[Recorded data]
..........

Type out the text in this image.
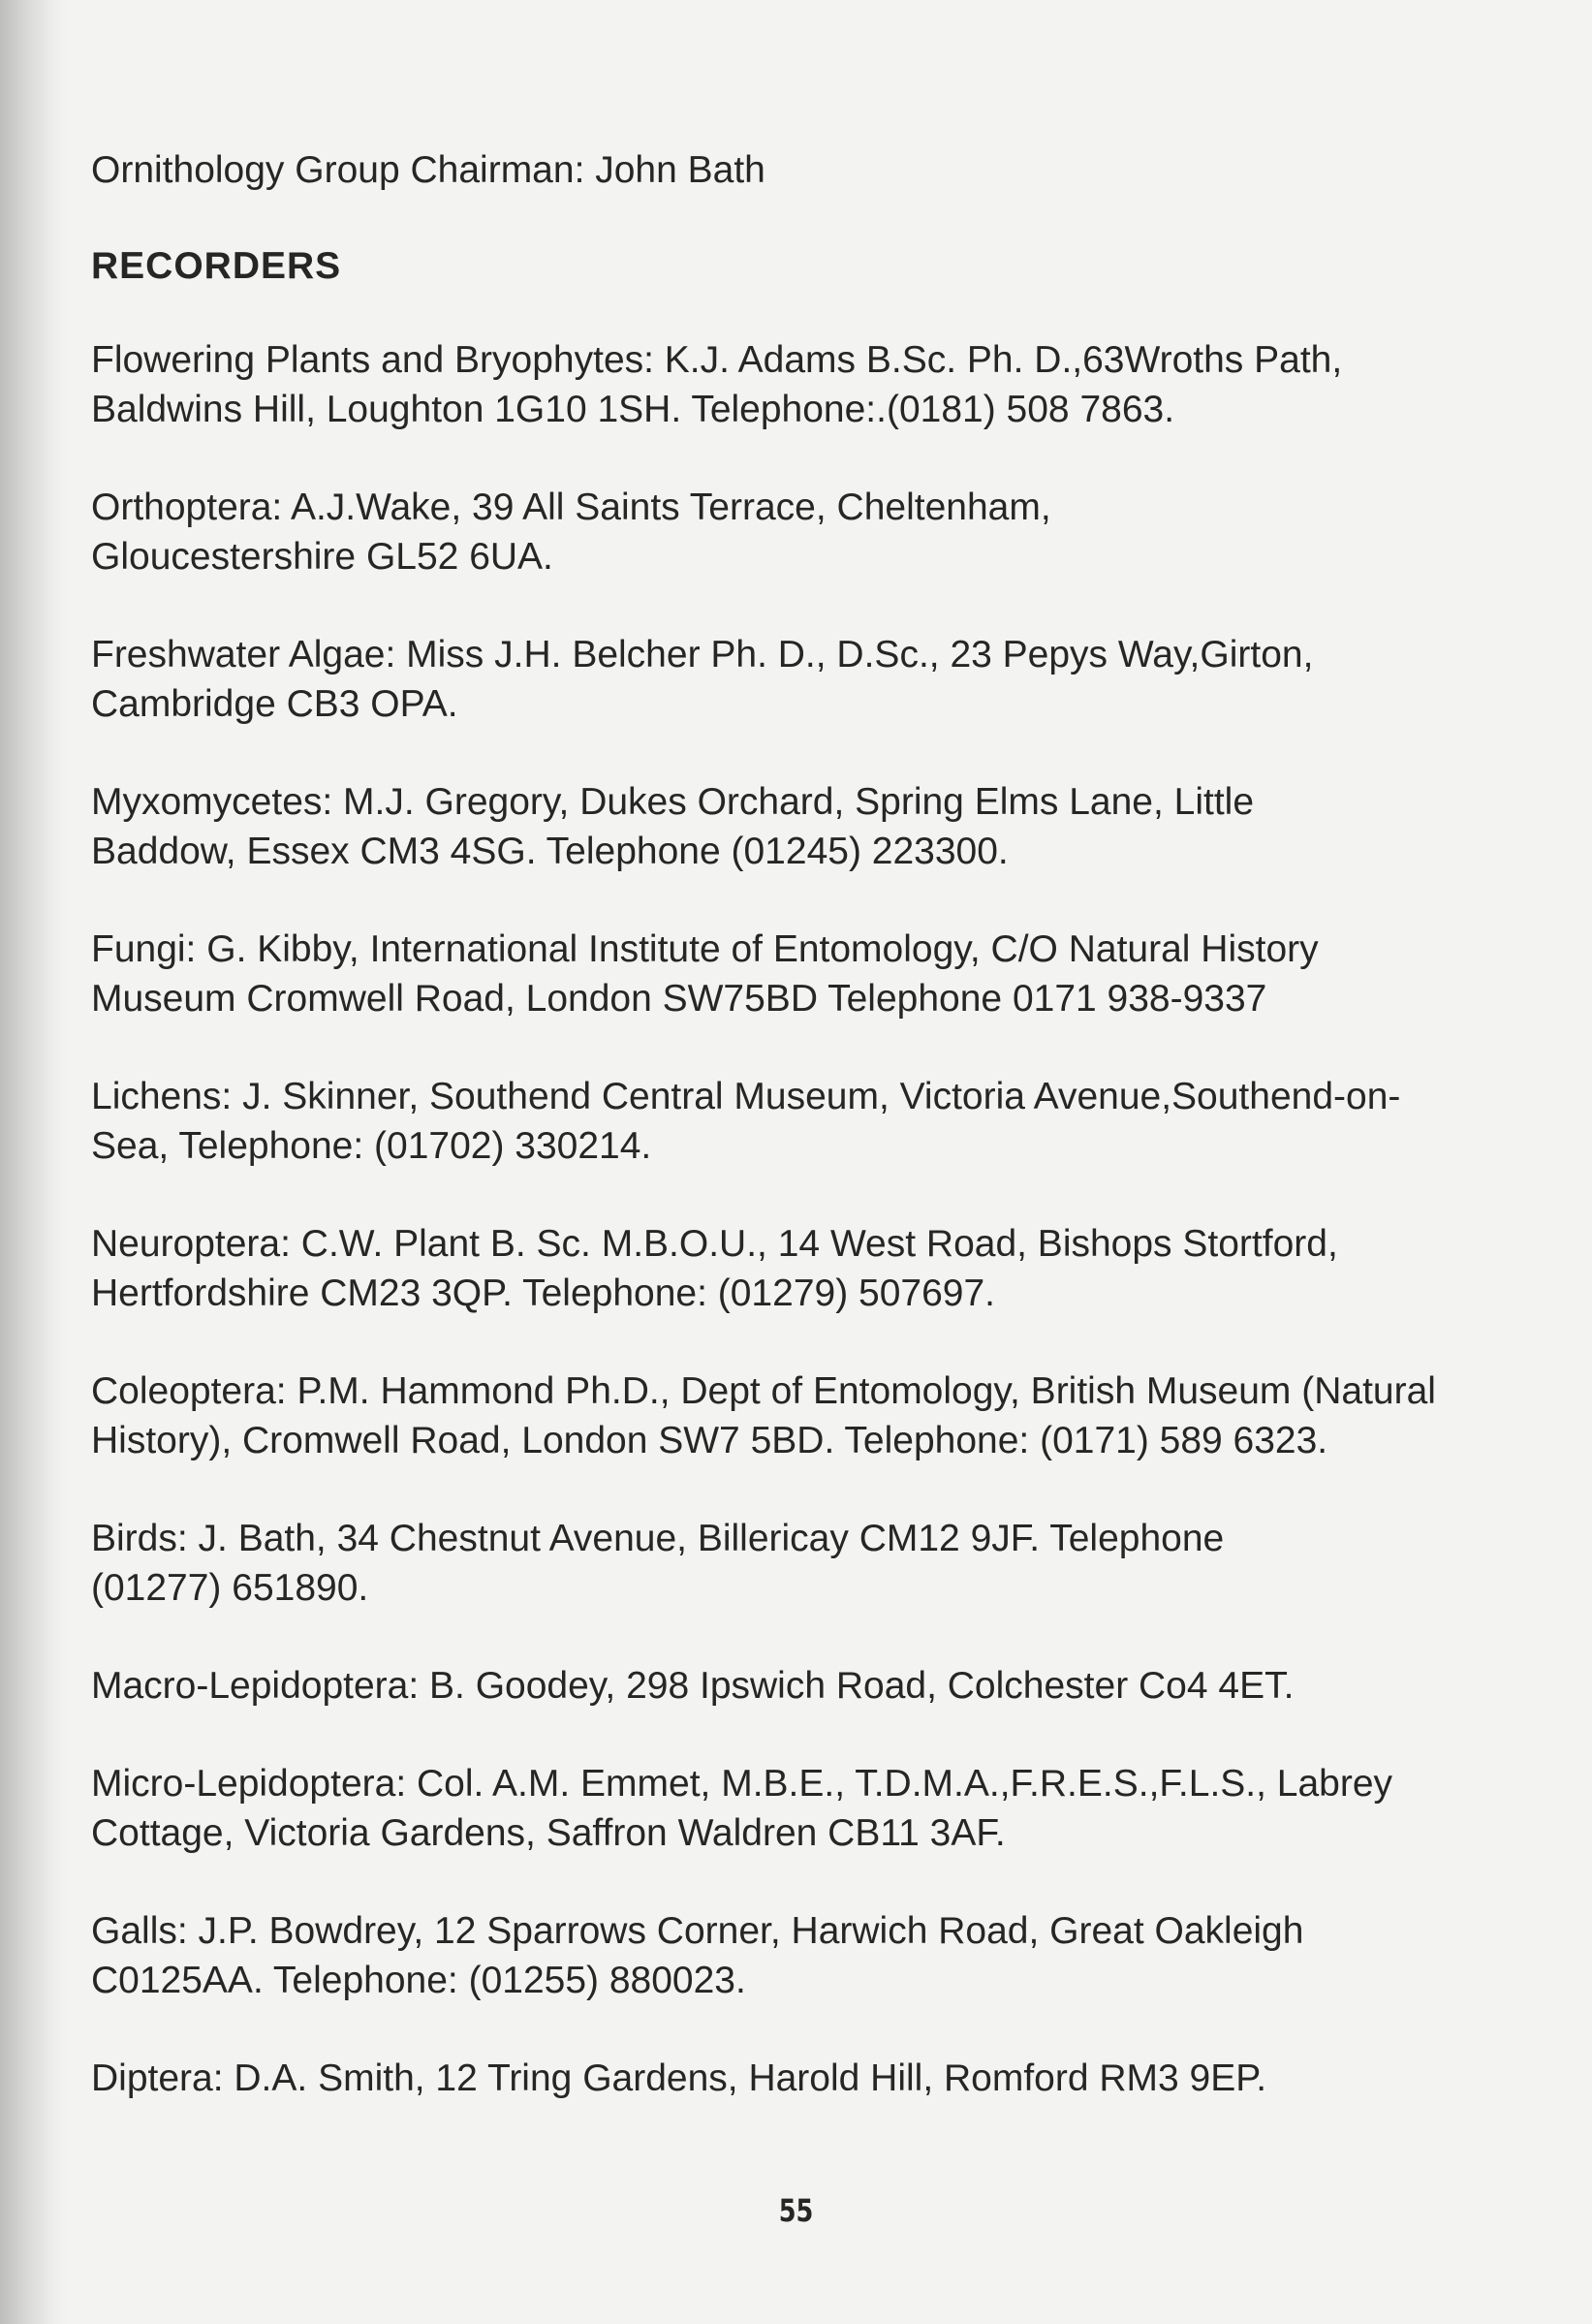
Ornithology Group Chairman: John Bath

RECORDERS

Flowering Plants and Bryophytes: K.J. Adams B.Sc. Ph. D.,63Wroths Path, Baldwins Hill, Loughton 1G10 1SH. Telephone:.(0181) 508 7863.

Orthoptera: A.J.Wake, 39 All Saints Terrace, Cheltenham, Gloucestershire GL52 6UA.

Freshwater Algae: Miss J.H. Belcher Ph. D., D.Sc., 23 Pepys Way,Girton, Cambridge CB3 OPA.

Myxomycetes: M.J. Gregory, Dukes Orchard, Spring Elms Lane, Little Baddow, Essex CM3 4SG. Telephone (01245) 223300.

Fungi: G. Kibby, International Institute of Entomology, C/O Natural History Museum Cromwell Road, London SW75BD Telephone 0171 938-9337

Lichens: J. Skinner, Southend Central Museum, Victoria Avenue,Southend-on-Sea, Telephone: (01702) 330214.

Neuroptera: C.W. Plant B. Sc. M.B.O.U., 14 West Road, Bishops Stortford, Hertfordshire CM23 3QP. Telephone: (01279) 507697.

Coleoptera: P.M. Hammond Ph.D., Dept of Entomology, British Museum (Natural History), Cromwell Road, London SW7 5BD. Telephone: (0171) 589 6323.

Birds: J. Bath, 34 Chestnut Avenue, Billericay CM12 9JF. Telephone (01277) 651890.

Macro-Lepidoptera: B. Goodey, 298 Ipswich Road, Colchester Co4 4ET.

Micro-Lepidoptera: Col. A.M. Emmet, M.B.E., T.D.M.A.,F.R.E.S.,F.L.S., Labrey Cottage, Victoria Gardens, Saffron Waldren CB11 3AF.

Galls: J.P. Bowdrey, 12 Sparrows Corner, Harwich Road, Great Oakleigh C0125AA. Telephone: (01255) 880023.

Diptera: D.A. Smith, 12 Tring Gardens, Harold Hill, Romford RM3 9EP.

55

..........

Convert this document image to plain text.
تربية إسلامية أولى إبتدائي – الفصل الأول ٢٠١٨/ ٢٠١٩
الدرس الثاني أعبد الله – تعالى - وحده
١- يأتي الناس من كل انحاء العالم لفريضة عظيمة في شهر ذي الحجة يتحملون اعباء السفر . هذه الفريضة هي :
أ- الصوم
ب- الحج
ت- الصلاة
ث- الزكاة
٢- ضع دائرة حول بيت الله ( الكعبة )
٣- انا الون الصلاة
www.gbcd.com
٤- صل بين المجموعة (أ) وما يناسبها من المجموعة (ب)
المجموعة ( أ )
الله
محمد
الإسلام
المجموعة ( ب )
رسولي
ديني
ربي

..........

WHAT YOU HAVE TO DO: Scan the material and collect every line that contains "Bath".

TASK RESPONSE:
Ornithology Group Chairman: John Bath
Birds: J. Bath, 34 Chestnut Avenue, Billericay CM12 9JF. Telephone (01277) 651890.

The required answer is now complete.